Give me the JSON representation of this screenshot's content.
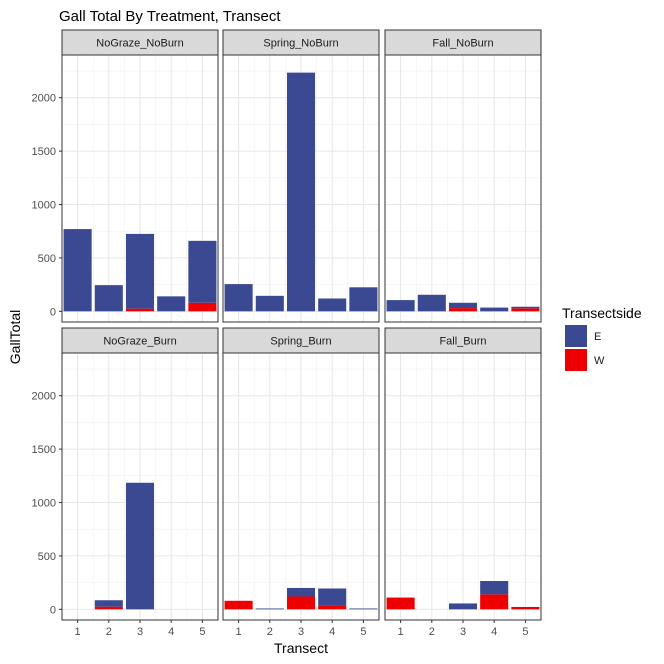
{
  "chart_data": {
    "type": "bar",
    "stacked": true,
    "faceted": true,
    "title": "Gall Total By Treatment, Transect",
    "xlabel": "Transect",
    "ylabel": "GallTotal",
    "ylim": [
      -100,
      2400
    ],
    "yticks": [
      0,
      500,
      1000,
      1500,
      2000
    ],
    "categories": [
      "1",
      "2",
      "3",
      "4",
      "5"
    ],
    "grid": true,
    "legend": {
      "title": "Transectside",
      "position": "right",
      "entries": [
        {
          "name": "E",
          "color": "#3B4992"
        },
        {
          "name": "W",
          "color": "#EE0000"
        }
      ]
    },
    "panels": [
      {
        "name": "NoGraze_NoBurn",
        "series": [
          {
            "name": "E",
            "values": [
              770,
              245,
              700,
              140,
              580
            ]
          },
          {
            "name": "W",
            "values": [
              0,
              0,
              25,
              0,
              80
            ]
          }
        ]
      },
      {
        "name": "Spring_NoBurn",
        "series": [
          {
            "name": "E",
            "values": [
              255,
              145,
              2235,
              120,
              225
            ]
          },
          {
            "name": "W",
            "values": [
              0,
              0,
              0,
              0,
              0
            ]
          }
        ]
      },
      {
        "name": "Fall_NoBurn",
        "series": [
          {
            "name": "E",
            "values": [
              105,
              155,
              50,
              35,
              15
            ]
          },
          {
            "name": "W",
            "values": [
              0,
              0,
              30,
              0,
              28
            ]
          }
        ]
      },
      {
        "name": "NoGraze_Burn",
        "series": [
          {
            "name": "E",
            "values": [
              0,
              60,
              1185,
              0,
              0
            ]
          },
          {
            "name": "W",
            "values": [
              0,
              25,
              0,
              0,
              0
            ]
          }
        ]
      },
      {
        "name": "Spring_Burn",
        "series": [
          {
            "name": "E",
            "values": [
              0,
              8,
              80,
              160,
              8
            ]
          },
          {
            "name": "W",
            "values": [
              80,
              0,
              120,
              35,
              0
            ]
          }
        ]
      },
      {
        "name": "Fall_Burn",
        "series": [
          {
            "name": "E",
            "values": [
              0,
              0,
              55,
              125,
              0
            ]
          },
          {
            "name": "W",
            "values": [
              110,
              0,
              0,
              140,
              22
            ]
          }
        ]
      }
    ]
  }
}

□ □ □

Please transcribe the material above exactly as written. Leave the pictures out.

Finished task:
Give me the JSON representation of this screenshot's content.
{
  "chart_data": {
    "type": "bar",
    "stacked": true,
    "faceted": true,
    "title": "Gall Total By Treatment, Transect",
    "xlabel": "Transect",
    "ylabel": "GallTotal",
    "ylim": [
      -100,
      2400
    ],
    "yticks": [
      0,
      500,
      1000,
      1500,
      2000
    ],
    "categories": [
      "1",
      "2",
      "3",
      "4",
      "5"
    ],
    "grid": true,
    "legend": {
      "title": "Transectside",
      "position": "right",
      "entries": [
        {
          "name": "E",
          "color": "#3B4992"
        },
        {
          "name": "W",
          "color": "#EE0000"
        }
      ]
    },
    "panels": [
      {
        "name": "NoGraze_NoBurn",
        "series": [
          {
            "name": "E",
            "values": [
              770,
              245,
              700,
              140,
              580
            ]
          },
          {
            "name": "W",
            "values": [
              0,
              0,
              25,
              0,
              80
            ]
          }
        ]
      },
      {
        "name": "Spring_NoBurn",
        "series": [
          {
            "name": "E",
            "values": [
              255,
              145,
              2235,
              120,
              225
            ]
          },
          {
            "name": "W",
            "values": [
              0,
              0,
              0,
              0,
              0
            ]
          }
        ]
      },
      {
        "name": "Fall_NoBurn",
        "series": [
          {
            "name": "E",
            "values": [
              105,
              155,
              50,
              35,
              15
            ]
          },
          {
            "name": "W",
            "values": [
              0,
              0,
              30,
              0,
              28
            ]
          }
        ]
      },
      {
        "name": "NoGraze_Burn",
        "series": [
          {
            "name": "E",
            "values": [
              0,
              60,
              1185,
              0,
              0
            ]
          },
          {
            "name": "W",
            "values": [
              0,
              25,
              0,
              0,
              0
            ]
          }
        ]
      },
      {
        "name": "Spring_Burn",
        "series": [
          {
            "name": "E",
            "values": [
              0,
              8,
              80,
              160,
              8
            ]
          },
          {
            "name": "W",
            "values": [
              80,
              0,
              120,
              35,
              0
            ]
          }
        ]
      },
      {
        "name": "Fall_Burn",
        "series": [
          {
            "name": "E",
            "values": [
              0,
              0,
              55,
              125,
              0
            ]
          },
          {
            "name": "W",
            "values": [
              110,
              0,
              0,
              140,
              22
            ]
          }
        ]
      }
    ]
  }
}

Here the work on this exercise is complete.